• Supplied records

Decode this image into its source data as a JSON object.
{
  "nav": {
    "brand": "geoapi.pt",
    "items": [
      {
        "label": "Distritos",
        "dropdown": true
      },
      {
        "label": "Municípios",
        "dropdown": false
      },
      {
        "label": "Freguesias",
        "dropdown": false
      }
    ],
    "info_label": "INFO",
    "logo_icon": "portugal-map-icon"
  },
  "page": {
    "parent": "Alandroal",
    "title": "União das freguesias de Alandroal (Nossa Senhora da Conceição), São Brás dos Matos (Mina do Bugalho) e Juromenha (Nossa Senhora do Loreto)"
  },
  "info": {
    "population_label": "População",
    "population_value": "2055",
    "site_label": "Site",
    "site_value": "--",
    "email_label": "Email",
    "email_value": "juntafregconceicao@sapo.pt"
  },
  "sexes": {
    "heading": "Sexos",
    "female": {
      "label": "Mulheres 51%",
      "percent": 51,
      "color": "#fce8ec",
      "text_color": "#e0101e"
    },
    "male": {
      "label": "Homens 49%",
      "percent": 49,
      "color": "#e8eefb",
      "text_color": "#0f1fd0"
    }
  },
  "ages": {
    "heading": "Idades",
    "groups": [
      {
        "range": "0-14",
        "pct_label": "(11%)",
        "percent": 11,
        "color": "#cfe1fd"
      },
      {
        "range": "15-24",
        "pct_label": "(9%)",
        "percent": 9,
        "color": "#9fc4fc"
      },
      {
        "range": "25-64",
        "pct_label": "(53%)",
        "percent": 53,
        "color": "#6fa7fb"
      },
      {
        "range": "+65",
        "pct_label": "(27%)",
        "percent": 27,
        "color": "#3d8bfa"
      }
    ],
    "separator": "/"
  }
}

• Task goal
Reproduce the records above exactly as they appear.

• Finished answer
Decode this image into its source data as a JSON object.
{
  "nav": {
    "brand": "geoapi.pt",
    "items": [
      {
        "label": "Distritos",
        "dropdown": true
      },
      {
        "label": "Municípios",
        "dropdown": false
      },
      {
        "label": "Freguesias",
        "dropdown": false
      }
    ],
    "info_label": "INFO",
    "logo_icon": "portugal-map-icon"
  },
  "page": {
    "parent": "Alandroal",
    "title": "União das freguesias de Alandroal (Nossa Senhora da Conceição), São Brás dos Matos (Mina do Bugalho) e Juromenha (Nossa Senhora do Loreto)"
  },
  "info": {
    "population_label": "População",
    "population_value": "2055",
    "site_label": "Site",
    "site_value": "--",
    "email_label": "Email",
    "email_value": "juntafregconceicao@sapo.pt"
  },
  "sexes": {
    "heading": "Sexos",
    "female": {
      "label": "Mulheres 51%",
      "percent": 51,
      "color": "#fce8ec",
      "text_color": "#e0101e"
    },
    "male": {
      "label": "Homens 49%",
      "percent": 49,
      "color": "#e8eefb",
      "text_color": "#0f1fd0"
    }
  },
  "ages": {
    "heading": "Idades",
    "groups": [
      {
        "range": "0-14",
        "pct_label": "(11%)",
        "percent": 11,
        "color": "#cfe1fd"
      },
      {
        "range": "15-24",
        "pct_label": "(9%)",
        "percent": 9,
        "color": "#9fc4fc"
      },
      {
        "range": "25-64",
        "pct_label": "(53%)",
        "percent": 53,
        "color": "#6fa7fb"
      },
      {
        "range": "+65",
        "pct_label": "(27%)",
        "percent": 27,
        "color": "#3d8bfa"
      }
    ],
    "separator": "/"
  }
}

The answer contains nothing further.